## Task brief
Print the records below word for word, but leave out the pictures.

## Entries
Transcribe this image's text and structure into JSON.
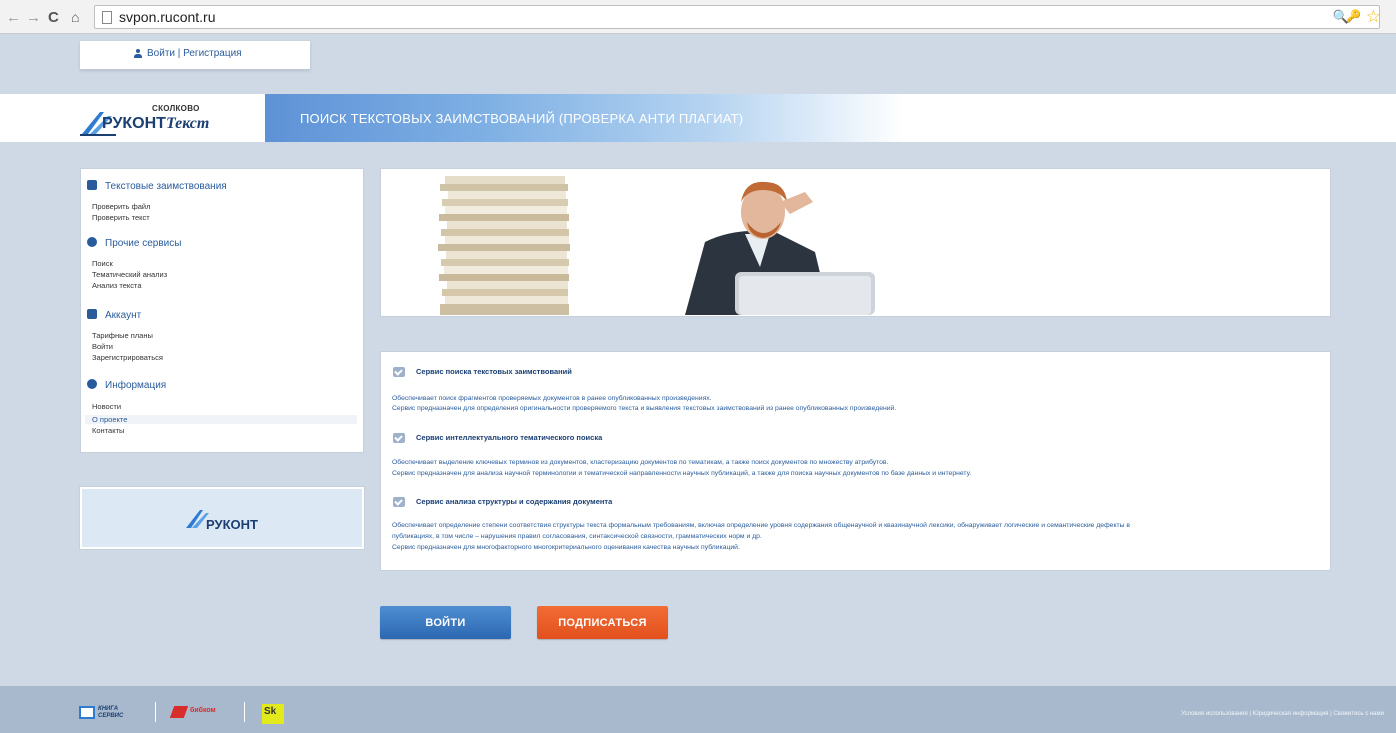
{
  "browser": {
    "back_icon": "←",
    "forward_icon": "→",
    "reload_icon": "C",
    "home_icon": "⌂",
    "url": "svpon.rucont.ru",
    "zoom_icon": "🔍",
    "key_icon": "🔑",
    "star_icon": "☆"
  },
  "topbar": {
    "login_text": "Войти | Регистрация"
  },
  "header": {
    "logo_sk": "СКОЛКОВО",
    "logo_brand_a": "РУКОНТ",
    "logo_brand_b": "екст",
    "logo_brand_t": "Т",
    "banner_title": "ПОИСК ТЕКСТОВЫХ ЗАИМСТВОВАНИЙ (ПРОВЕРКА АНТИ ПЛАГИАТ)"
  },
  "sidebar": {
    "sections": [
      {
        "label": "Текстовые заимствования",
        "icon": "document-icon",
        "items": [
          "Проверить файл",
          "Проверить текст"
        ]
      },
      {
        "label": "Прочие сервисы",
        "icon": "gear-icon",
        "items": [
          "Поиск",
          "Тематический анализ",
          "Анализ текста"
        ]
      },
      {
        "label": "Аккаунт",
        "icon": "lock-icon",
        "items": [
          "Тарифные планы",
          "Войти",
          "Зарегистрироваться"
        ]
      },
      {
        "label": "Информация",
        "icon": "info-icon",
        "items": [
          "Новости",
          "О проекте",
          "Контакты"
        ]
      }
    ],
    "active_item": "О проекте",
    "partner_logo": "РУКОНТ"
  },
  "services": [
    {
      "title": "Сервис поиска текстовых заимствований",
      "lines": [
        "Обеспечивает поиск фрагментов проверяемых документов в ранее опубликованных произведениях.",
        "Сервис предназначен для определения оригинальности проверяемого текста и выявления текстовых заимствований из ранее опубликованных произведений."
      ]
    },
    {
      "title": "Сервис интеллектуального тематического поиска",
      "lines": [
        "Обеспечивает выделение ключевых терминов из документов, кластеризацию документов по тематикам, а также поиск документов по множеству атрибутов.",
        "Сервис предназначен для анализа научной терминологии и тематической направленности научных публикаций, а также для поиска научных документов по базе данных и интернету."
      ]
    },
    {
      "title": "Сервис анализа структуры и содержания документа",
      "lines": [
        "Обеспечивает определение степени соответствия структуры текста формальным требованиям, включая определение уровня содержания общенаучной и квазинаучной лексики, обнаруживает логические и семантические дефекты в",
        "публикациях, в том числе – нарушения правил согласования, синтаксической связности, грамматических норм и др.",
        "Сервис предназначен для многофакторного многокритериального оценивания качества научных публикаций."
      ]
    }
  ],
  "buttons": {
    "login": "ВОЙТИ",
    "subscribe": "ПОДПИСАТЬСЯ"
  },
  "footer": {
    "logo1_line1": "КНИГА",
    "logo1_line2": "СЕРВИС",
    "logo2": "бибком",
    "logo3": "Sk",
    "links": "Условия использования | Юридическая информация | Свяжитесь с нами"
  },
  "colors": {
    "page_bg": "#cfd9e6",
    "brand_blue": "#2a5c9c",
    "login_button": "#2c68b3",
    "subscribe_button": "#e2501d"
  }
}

## Output below
Transcribe this image's text and structure into JSON.
{
  "browser": {
    "back_icon": "←",
    "forward_icon": "→",
    "reload_icon": "C",
    "home_icon": "⌂",
    "url": "svpon.rucont.ru",
    "zoom_icon": "🔍",
    "key_icon": "🔑",
    "star_icon": "☆"
  },
  "topbar": {
    "login_text": "Войти | Регистрация"
  },
  "header": {
    "logo_sk": "СКОЛКОВО",
    "logo_brand_a": "РУКОНТ",
    "logo_brand_b": "екст",
    "logo_brand_t": "Т",
    "banner_title": "ПОИСК ТЕКСТОВЫХ ЗАИМСТВОВАНИЙ (ПРОВЕРКА АНТИ ПЛАГИАТ)"
  },
  "sidebar": {
    "sections": [
      {
        "label": "Текстовые заимствования",
        "icon": "document-icon",
        "items": [
          "Проверить файл",
          "Проверить текст"
        ]
      },
      {
        "label": "Прочие сервисы",
        "icon": "gear-icon",
        "items": [
          "Поиск",
          "Тематический анализ",
          "Анализ текста"
        ]
      },
      {
        "label": "Аккаунт",
        "icon": "lock-icon",
        "items": [
          "Тарифные планы",
          "Войти",
          "Зарегистрироваться"
        ]
      },
      {
        "label": "Информация",
        "icon": "info-icon",
        "items": [
          "Новости",
          "О проекте",
          "Контакты"
        ]
      }
    ],
    "active_item": "О проекте",
    "partner_logo": "РУКОНТ"
  },
  "services": [
    {
      "title": "Сервис поиска текстовых заимствований",
      "lines": [
        "Обеспечивает поиск фрагментов проверяемых документов в ранее опубликованных произведениях.",
        "Сервис предназначен для определения оригинальности проверяемого текста и выявления текстовых заимствований из ранее опубликованных произведений."
      ]
    },
    {
      "title": "Сервис интеллектуального тематического поиска",
      "lines": [
        "Обеспечивает выделение ключевых терминов из документов, кластеризацию документов по тематикам, а также поиск документов по множеству атрибутов.",
        "Сервис предназначен для анализа научной терминологии и тематической направленности научных публикаций, а также для поиска научных документов по базе данных и интернету."
      ]
    },
    {
      "title": "Сервис анализа структуры и содержания документа",
      "lines": [
        "Обеспечивает определение степени соответствия структуры текста формальным требованиям, включая определение уровня содержания общенаучной и квазинаучной лексики, обнаруживает логические и семантические дефекты в",
        "публикациях, в том числе – нарушения правил согласования, синтаксической связности, грамматических норм и др.",
        "Сервис предназначен для многофакторного многокритериального оценивания качества научных публикаций."
      ]
    }
  ],
  "buttons": {
    "login": "ВОЙТИ",
    "subscribe": "ПОДПИСАТЬСЯ"
  },
  "footer": {
    "logo1_line1": "КНИГА",
    "logo1_line2": "СЕРВИС",
    "logo2": "бибком",
    "logo3": "Sk",
    "links": "Условия использования | Юридическая информация | Свяжитесь с нами"
  },
  "colors": {
    "page_bg": "#cfd9e6",
    "brand_blue": "#2a5c9c",
    "login_button": "#2c68b3",
    "subscribe_button": "#e2501d"
  }
}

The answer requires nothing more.